** start of Rows **

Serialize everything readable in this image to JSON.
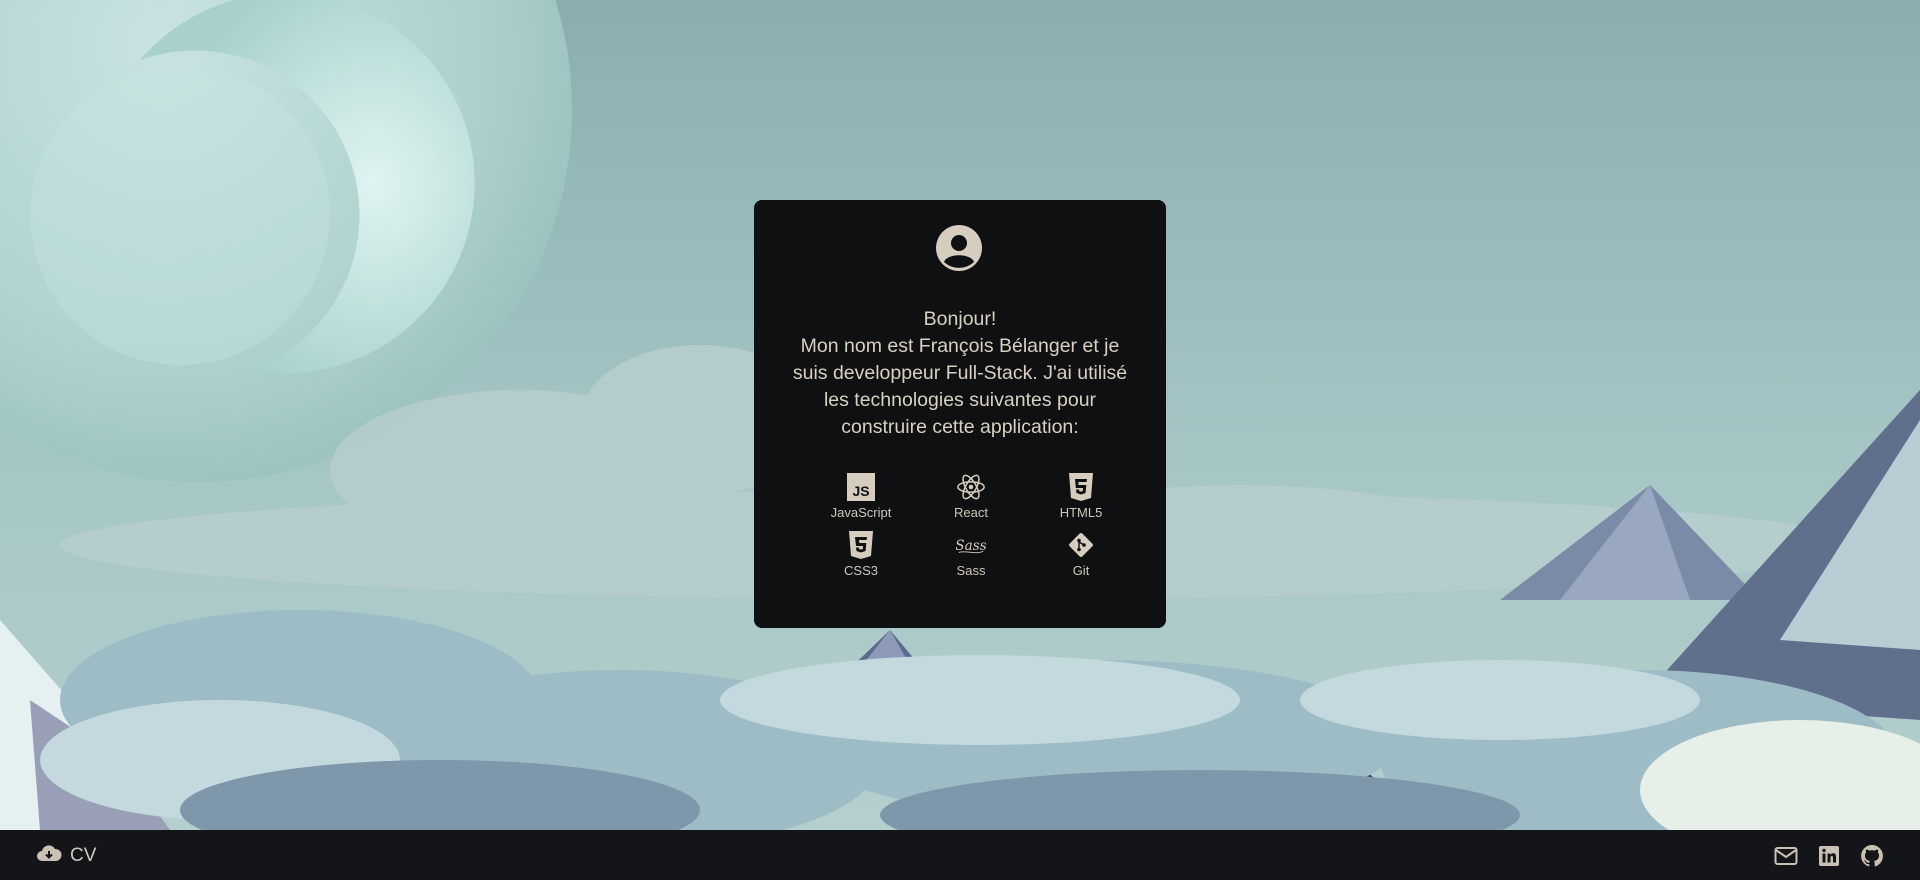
{
  "card": {
    "greeting": "Bonjour!",
    "intro_lines": [
      "Mon nom est François Bélanger et je",
      "suis developpeur Full-Stack. J'ai utilisé",
      "les technologies suivantes pour",
      "construire cette application:"
    ],
    "technologies": [
      {
        "label": "JavaScript",
        "icon": "javascript-icon"
      },
      {
        "label": "React",
        "icon": "react-icon"
      },
      {
        "label": "HTML5",
        "icon": "html5-icon"
      },
      {
        "label": "CSS3",
        "icon": "css3-icon"
      },
      {
        "label": "Sass",
        "icon": "sass-icon"
      },
      {
        "label": "Git",
        "icon": "git-icon"
      }
    ]
  },
  "footer": {
    "cv_label": "CV",
    "cv_icon": "cloud-download-icon",
    "social_icons": [
      "email-icon",
      "linkedin-icon",
      "github-icon"
    ]
  },
  "colors": {
    "card_bg": "#0f1012",
    "card_text": "#d9d0c2",
    "footer_bg": "#141518",
    "sky": "#8fb1b4"
  }
}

** end of Rows **

Goal of the exercise =
Scan the data for the word "technologies" and copy every line where it shows up.

Problem solution =
      "les technologies suivantes pour",
    "technologies": [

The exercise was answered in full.